*Exercise directions*
Transcribe the records below exactly as they appear, omitting any pictures.

*Structured figure records*
--- --- ---

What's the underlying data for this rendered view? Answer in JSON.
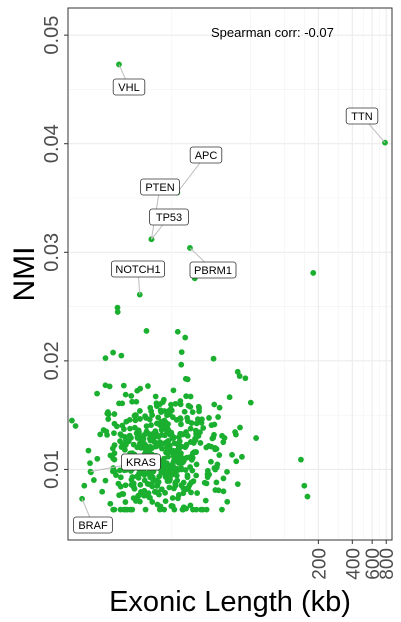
{
  "chart_data": {
    "type": "scatter",
    "xlabel": "Exonic Length (kb)",
    "ylabel": "NMI",
    "x_scale": "log",
    "xlim": [
      1.2,
      900
    ],
    "ylim": [
      0.0035,
      0.0525
    ],
    "xticks": [
      200,
      400,
      600,
      800
    ],
    "xminor": [
      10,
      50,
      100,
      150,
      300,
      500,
      700
    ],
    "yticks": [
      0.01,
      0.02,
      0.03,
      0.04,
      0.05
    ],
    "ytick_labels": [
      "0.01",
      "0.02",
      "0.03",
      "0.04",
      "0.05"
    ],
    "grid": true,
    "point_color": "#1aaf2e",
    "annotation": "Spearman corr: -0.07",
    "labeled_points": [
      {
        "gene": "VHL",
        "x": 3.4,
        "y": 0.0473
      },
      {
        "gene": "TTN",
        "x": 780,
        "y": 0.0401
      },
      {
        "gene": "APC",
        "x": 11.2,
        "y": 0.0355
      },
      {
        "gene": "PTEN",
        "x": 6.6,
        "y": 0.0312
      },
      {
        "gene": "TP53",
        "x": 6.6,
        "y": 0.0312
      },
      {
        "gene": "NOTCH1",
        "x": 5.2,
        "y": 0.0261
      },
      {
        "gene": "PBRM1",
        "x": 14.5,
        "y": 0.0304
      },
      {
        "gene": "KRAS",
        "x": 1.9,
        "y": 0.0098
      },
      {
        "gene": "BRAF",
        "x": 1.6,
        "y": 0.0073
      }
    ],
    "extra_points": [
      {
        "x": 180,
        "y": 0.0281
      },
      {
        "x": 16,
        "y": 0.0276
      },
      {
        "x": 3.3,
        "y": 0.0249
      },
      {
        "x": 40,
        "y": 0.0186
      },
      {
        "x": 45,
        "y": 0.0184
      },
      {
        "x": 140,
        "y": 0.0109
      },
      {
        "x": 150,
        "y": 0.0085
      },
      {
        "x": 160,
        "y": 0.0075
      },
      {
        "x": 1.3,
        "y": 0.0145
      },
      {
        "x": 1.4,
        "y": 0.014
      }
    ],
    "cloud": {
      "n": 520,
      "x_center": 8,
      "y_center": 0.011,
      "seed": 7
    }
  }
}
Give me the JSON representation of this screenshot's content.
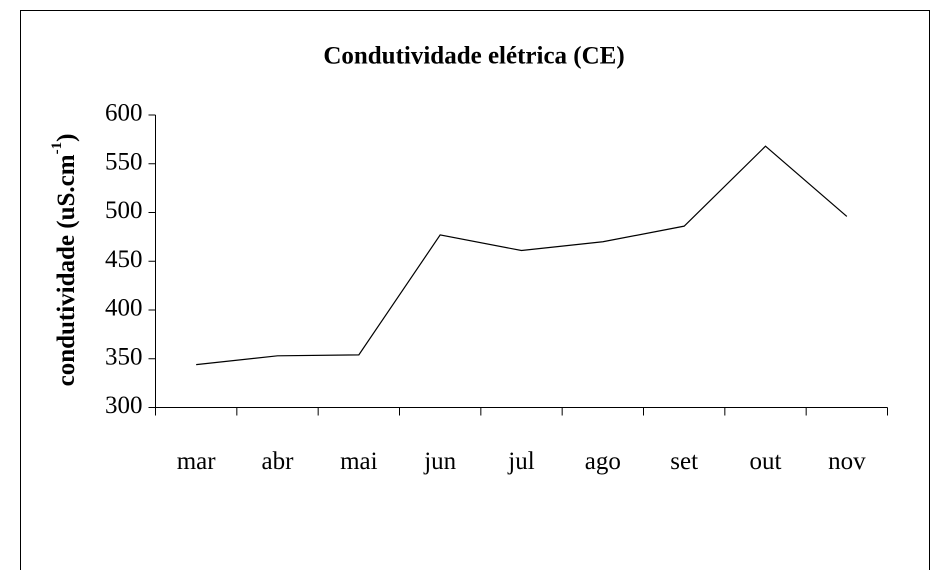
{
  "chart_data": {
    "type": "line",
    "title": "Condutividade elétrica (CE)",
    "ylabel": [
      "condutividade (uS.cm",
      "-1",
      ")"
    ],
    "categories": [
      "mar",
      "abr",
      "mai",
      "jun",
      "jul",
      "ago",
      "set",
      "out",
      "nov"
    ],
    "values": [
      344,
      353,
      354,
      477,
      461,
      470,
      486,
      568,
      496
    ],
    "color": "#000000",
    "ylim": [
      300,
      600
    ],
    "yticks": [
      300,
      350,
      400,
      450,
      500,
      550,
      600
    ],
    "grid": false
  }
}
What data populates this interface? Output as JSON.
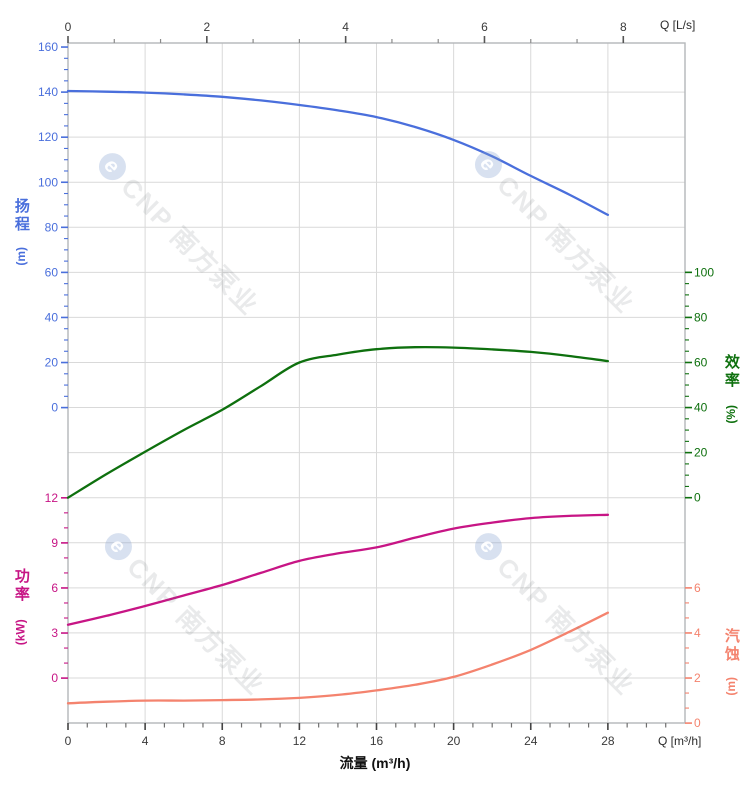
{
  "watermark": {
    "logo_letter": "e",
    "text": "CNP 南方泵业"
  },
  "corner_labels": {
    "top_right": "Q [L/s]",
    "bottom_right": "Q [m³/h]"
  },
  "chart_data": {
    "type": "line",
    "title": "",
    "x_axis": {
      "label": "流量 (m³/h)",
      "corner_label": "Q [m³/h]",
      "ticks": [
        0,
        4,
        8,
        12,
        16,
        20,
        24,
        28
      ],
      "range": [
        0,
        32
      ],
      "minor_step": 1,
      "color": "#3a3a3a"
    },
    "x_top_axis": {
      "corner_label": "Q [L/s]",
      "ticks": [
        0,
        2,
        4,
        6,
        8
      ],
      "range": [
        0,
        8.889
      ],
      "minor_step": 0.6667,
      "color": "#3a3a3a"
    },
    "y_axes": {
      "head": {
        "label": "扬程",
        "unit": "(m)",
        "side": "left",
        "ticks": [
          0,
          20,
          40,
          60,
          80,
          100,
          120,
          140,
          160
        ],
        "minor_step": 5,
        "color": "#4a6fdc"
      },
      "efficiency": {
        "label": "效率",
        "unit": "(%)",
        "side": "right",
        "ticks": [
          0,
          20,
          40,
          60,
          80,
          100
        ],
        "minor_step": 5,
        "color": "#0e700e"
      },
      "power": {
        "label": "功率",
        "unit": "(kW)",
        "side": "left",
        "ticks": [
          0,
          3,
          6,
          9,
          12
        ],
        "minor_step": 1,
        "color": "#c71585"
      },
      "npsh": {
        "label": "汽蚀",
        "unit": "(m)",
        "side": "right",
        "ticks": [
          0,
          2,
          4,
          6
        ],
        "minor_step": 0.6667,
        "color": "#f4836e"
      }
    },
    "grid": true,
    "x_values_m3h": [
      0,
      2,
      4,
      6,
      8,
      10,
      12,
      14,
      16,
      18,
      20,
      22,
      24,
      26,
      28
    ],
    "series": [
      {
        "key": "head",
        "name": "扬程 (m)",
        "color": "#4a6fdc",
        "values": [
          140.5,
          140.2,
          139.8,
          139.0,
          137.9,
          136.3,
          134.3,
          131.9,
          128.9,
          124.5,
          118.8,
          111.5,
          102.8,
          94.5,
          85.5
        ]
      },
      {
        "key": "efficiency",
        "name": "效率 (%)",
        "color": "#0e700e",
        "values": [
          0,
          10.5,
          20.4,
          30,
          39,
          49.5,
          60,
          63.5,
          65.9,
          66.8,
          66.6,
          65.8,
          64.7,
          62.9,
          60.6
        ]
      },
      {
        "key": "power",
        "name": "功率 (kW)",
        "color": "#c71585",
        "values": [
          3.55,
          4.15,
          4.8,
          5.5,
          6.2,
          7.0,
          7.8,
          8.3,
          8.7,
          9.35,
          9.95,
          10.35,
          10.65,
          10.8,
          10.87
        ]
      },
      {
        "key": "npsh",
        "name": "汽蚀 (m)",
        "color": "#f4836e",
        "values": [
          0.88,
          0.95,
          1.0,
          1.0,
          1.02,
          1.05,
          1.12,
          1.25,
          1.45,
          1.7,
          2.05,
          2.6,
          3.25,
          4.05,
          4.9
        ]
      }
    ]
  }
}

--- --- ---

*Answer to the exercise*
What's the underlying data for this rendered view? Answer in JSON.
{
  "chart_data": {
    "type": "scatter",
    "xlabel": "Exonic Length (kb)",
    "ylabel": "NMI",
    "x_scale": "log",
    "xlim": [
      1.2,
      900
    ],
    "ylim": [
      0.0035,
      0.0525
    ],
    "xticks": [
      200,
      400,
      600,
      800
    ],
    "xminor": [
      10,
      50,
      100,
      150,
      300,
      500,
      700
    ],
    "yticks": [
      0.01,
      0.02,
      0.03,
      0.04,
      0.05
    ],
    "ytick_labels": [
      "0.01",
      "0.02",
      "0.03",
      "0.04",
      "0.05"
    ],
    "grid": true,
    "point_color": "#1aaf2e",
    "annotation": "Spearman corr: -0.07",
    "labeled_points": [
      {
        "gene": "VHL",
        "x": 3.4,
        "y": 0.0473
      },
      {
        "gene": "TTN",
        "x": 780,
        "y": 0.0401
      },
      {
        "gene": "APC",
        "x": 11.2,
        "y": 0.0355
      },
      {
        "gene": "PTEN",
        "x": 6.6,
        "y": 0.0312
      },
      {
        "gene": "TP53",
        "x": 6.6,
        "y": 0.0312
      },
      {
        "gene": "NOTCH1",
        "x": 5.2,
        "y": 0.0261
      },
      {
        "gene": "PBRM1",
        "x": 14.5,
        "y": 0.0304
      },
      {
        "gene": "KRAS",
        "x": 1.9,
        "y": 0.0098
      },
      {
        "gene": "BRAF",
        "x": 1.6,
        "y": 0.0073
      }
    ],
    "extra_points": [
      {
        "x": 180,
        "y": 0.0281
      },
      {
        "x": 16,
        "y": 0.0276
      },
      {
        "x": 3.3,
        "y": 0.0249
      },
      {
        "x": 40,
        "y": 0.0186
      },
      {
        "x": 45,
        "y": 0.0184
      },
      {
        "x": 140,
        "y": 0.0109
      },
      {
        "x": 150,
        "y": 0.0085
      },
      {
        "x": 160,
        "y": 0.0075
      },
      {
        "x": 1.3,
        "y": 0.0145
      },
      {
        "x": 1.4,
        "y": 0.014
      }
    ],
    "cloud": {
      "n": 520,
      "x_center": 8,
      "y_center": 0.011,
      "seed": 7
    }
  }
}
Give me the JSON representation of this screenshot's content.
{
  "chart_data": {
    "type": "line",
    "title": "Condutividade elétrica (CE)",
    "ylabel": [
      "condutividade (uS.cm",
      "-1",
      ")"
    ],
    "categories": [
      "mar",
      "abr",
      "mai",
      "jun",
      "jul",
      "ago",
      "set",
      "out",
      "nov"
    ],
    "values": [
      344,
      353,
      354,
      477,
      461,
      470,
      486,
      568,
      496
    ],
    "color": "#000000",
    "ylim": [
      300,
      600
    ],
    "yticks": [
      300,
      350,
      400,
      450,
      500,
      550,
      600
    ],
    "grid": false
  }
}
What data populates this interface? Output as JSON.
{
  "watermark": {
    "logo_letter": "e",
    "text": "CNP 南方泵业"
  },
  "corner_labels": {
    "top_right": "Q [L/s]",
    "bottom_right": "Q [m³/h]"
  },
  "chart_data": {
    "type": "line",
    "title": "",
    "x_axis": {
      "label": "流量 (m³/h)",
      "corner_label": "Q [m³/h]",
      "ticks": [
        0,
        4,
        8,
        12,
        16,
        20,
        24,
        28
      ],
      "range": [
        0,
        32
      ],
      "minor_step": 1,
      "color": "#3a3a3a"
    },
    "x_top_axis": {
      "corner_label": "Q [L/s]",
      "ticks": [
        0,
        2,
        4,
        6,
        8
      ],
      "range": [
        0,
        8.889
      ],
      "minor_step": 0.6667,
      "color": "#3a3a3a"
    },
    "y_axes": {
      "head": {
        "label": "扬程",
        "unit": "(m)",
        "side": "left",
        "ticks": [
          0,
          20,
          40,
          60,
          80,
          100,
          120,
          140,
          160
        ],
        "minor_step": 5,
        "color": "#4a6fdc"
      },
      "efficiency": {
        "label": "效率",
        "unit": "(%)",
        "side": "right",
        "ticks": [
          0,
          20,
          40,
          60,
          80,
          100
        ],
        "minor_step": 5,
        "color": "#0e700e"
      },
      "power": {
        "label": "功率",
        "unit": "(kW)",
        "side": "left",
        "ticks": [
          0,
          3,
          6,
          9,
          12
        ],
        "minor_step": 1,
        "color": "#c71585"
      },
      "npsh": {
        "label": "汽蚀",
        "unit": "(m)",
        "side": "right",
        "ticks": [
          0,
          2,
          4,
          6
        ],
        "minor_step": 0.6667,
        "color": "#f4836e"
      }
    },
    "grid": true,
    "x_values_m3h": [
      0,
      2,
      4,
      6,
      8,
      10,
      12,
      14,
      16,
      18,
      20,
      22,
      24,
      26,
      28
    ],
    "series": [
      {
        "key": "head",
        "name": "扬程 (m)",
        "color": "#4a6fdc",
        "values": [
          140.5,
          140.2,
          139.8,
          139.0,
          137.9,
          136.3,
          134.3,
          131.9,
          128.9,
          124.5,
          118.8,
          111.5,
          102.8,
          94.5,
          85.5
        ]
      },
      {
        "key": "efficiency",
        "name": "效率 (%)",
        "color": "#0e700e",
        "values": [
          0,
          10.5,
          20.4,
          30,
          39,
          49.5,
          60,
          63.5,
          65.9,
          66.8,
          66.6,
          65.8,
          64.7,
          62.9,
          60.6
        ]
      },
      {
        "key": "power",
        "name": "功率 (kW)",
        "color": "#c71585",
        "values": [
          3.55,
          4.15,
          4.8,
          5.5,
          6.2,
          7.0,
          7.8,
          8.3,
          8.7,
          9.35,
          9.95,
          10.35,
          10.65,
          10.8,
          10.87
        ]
      },
      {
        "key": "npsh",
        "name": "汽蚀 (m)",
        "color": "#f4836e",
        "values": [
          0.88,
          0.95,
          1.0,
          1.0,
          1.02,
          1.05,
          1.12,
          1.25,
          1.45,
          1.7,
          2.05,
          2.6,
          3.25,
          4.05,
          4.9
        ]
      }
    ]
  }
}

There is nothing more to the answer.